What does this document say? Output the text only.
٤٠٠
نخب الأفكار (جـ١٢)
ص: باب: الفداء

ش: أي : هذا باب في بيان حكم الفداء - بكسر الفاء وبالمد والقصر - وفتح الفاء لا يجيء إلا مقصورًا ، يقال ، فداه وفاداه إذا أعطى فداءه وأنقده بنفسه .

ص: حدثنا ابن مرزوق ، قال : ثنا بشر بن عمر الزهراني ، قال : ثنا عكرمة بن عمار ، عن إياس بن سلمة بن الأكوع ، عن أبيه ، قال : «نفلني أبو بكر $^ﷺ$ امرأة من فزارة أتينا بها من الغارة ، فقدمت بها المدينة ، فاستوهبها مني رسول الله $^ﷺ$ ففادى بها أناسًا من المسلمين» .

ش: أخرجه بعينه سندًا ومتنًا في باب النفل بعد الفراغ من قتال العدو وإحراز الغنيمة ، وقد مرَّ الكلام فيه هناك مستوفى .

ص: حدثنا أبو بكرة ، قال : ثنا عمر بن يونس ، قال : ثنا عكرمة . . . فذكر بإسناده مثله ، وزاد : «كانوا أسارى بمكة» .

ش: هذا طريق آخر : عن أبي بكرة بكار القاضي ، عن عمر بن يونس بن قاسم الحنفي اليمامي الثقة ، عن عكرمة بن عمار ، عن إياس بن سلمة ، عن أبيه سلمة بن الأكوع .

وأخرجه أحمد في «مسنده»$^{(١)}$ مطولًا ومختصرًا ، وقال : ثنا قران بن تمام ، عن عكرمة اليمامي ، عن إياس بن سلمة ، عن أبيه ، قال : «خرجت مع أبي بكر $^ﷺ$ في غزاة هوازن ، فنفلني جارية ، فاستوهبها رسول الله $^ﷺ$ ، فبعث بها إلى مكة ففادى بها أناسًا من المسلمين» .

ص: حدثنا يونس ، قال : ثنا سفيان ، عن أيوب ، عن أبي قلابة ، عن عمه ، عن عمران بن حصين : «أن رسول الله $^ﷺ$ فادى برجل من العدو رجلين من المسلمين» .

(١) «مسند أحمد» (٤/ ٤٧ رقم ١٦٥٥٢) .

──────

To do:
Output all of the data again. Match it exactly.

Completed exercise:
What does this document say? Output the text only.
٤٠٠
نخب الأفكار (جـ١٢)
ص: باب: الفداء

ش: أي : هذا باب في بيان حكم الفداء - بكسر الفاء وبالمد والقصر - وفتح الفاء لا يجيء إلا مقصورًا ، يقال ، فداه وفاداه إذا أعطى فداءه وأنقده بنفسه .

ص: حدثنا ابن مرزوق ، قال : ثنا بشر بن عمر الزهراني ، قال : ثنا عكرمة بن عمار ، عن إياس بن سلمة بن الأكوع ، عن أبيه ، قال : «نفلني أبو بكر $^ﷺ$ امرأة من فزارة أتينا بها من الغارة ، فقدمت بها المدينة ، فاستوهبها مني رسول الله $^ﷺ$ ففادى بها أناسًا من المسلمين» .

ش: أخرجه بعينه سندًا ومتنًا في باب النفل بعد الفراغ من قتال العدو وإحراز الغنيمة ، وقد مرَّ الكلام فيه هناك مستوفى .

ص: حدثنا أبو بكرة ، قال : ثنا عمر بن يونس ، قال : ثنا عكرمة . . . فذكر بإسناده مثله ، وزاد : «كانوا أسارى بمكة» .

ش: هذا طريق آخر : عن أبي بكرة بكار القاضي ، عن عمر بن يونس بن قاسم الحنفي اليمامي الثقة ، عن عكرمة بن عمار ، عن إياس بن سلمة ، عن أبيه سلمة بن الأكوع .

وأخرجه أحمد في «مسنده»$^{(١)}$ مطولًا ومختصرًا ، وقال : ثنا قران بن تمام ، عن عكرمة اليمامي ، عن إياس بن سلمة ، عن أبيه ، قال : «خرجت مع أبي بكر $^ﷺ$ في غزاة هوازن ، فنفلني جارية ، فاستوهبها رسول الله $^ﷺ$ ، فبعث بها إلى مكة ففادى بها أناسًا من المسلمين» .

ص: حدثنا يونس ، قال : ثنا سفيان ، عن أيوب ، عن أبي قلابة ، عن عمه ، عن عمران بن حصين : «أن رسول الله $^ﷺ$ فادى برجل من العدو رجلين من المسلمين» .

(١) «مسند أحمد» (٤/ ٤٧ رقم ١٦٥٥٢) .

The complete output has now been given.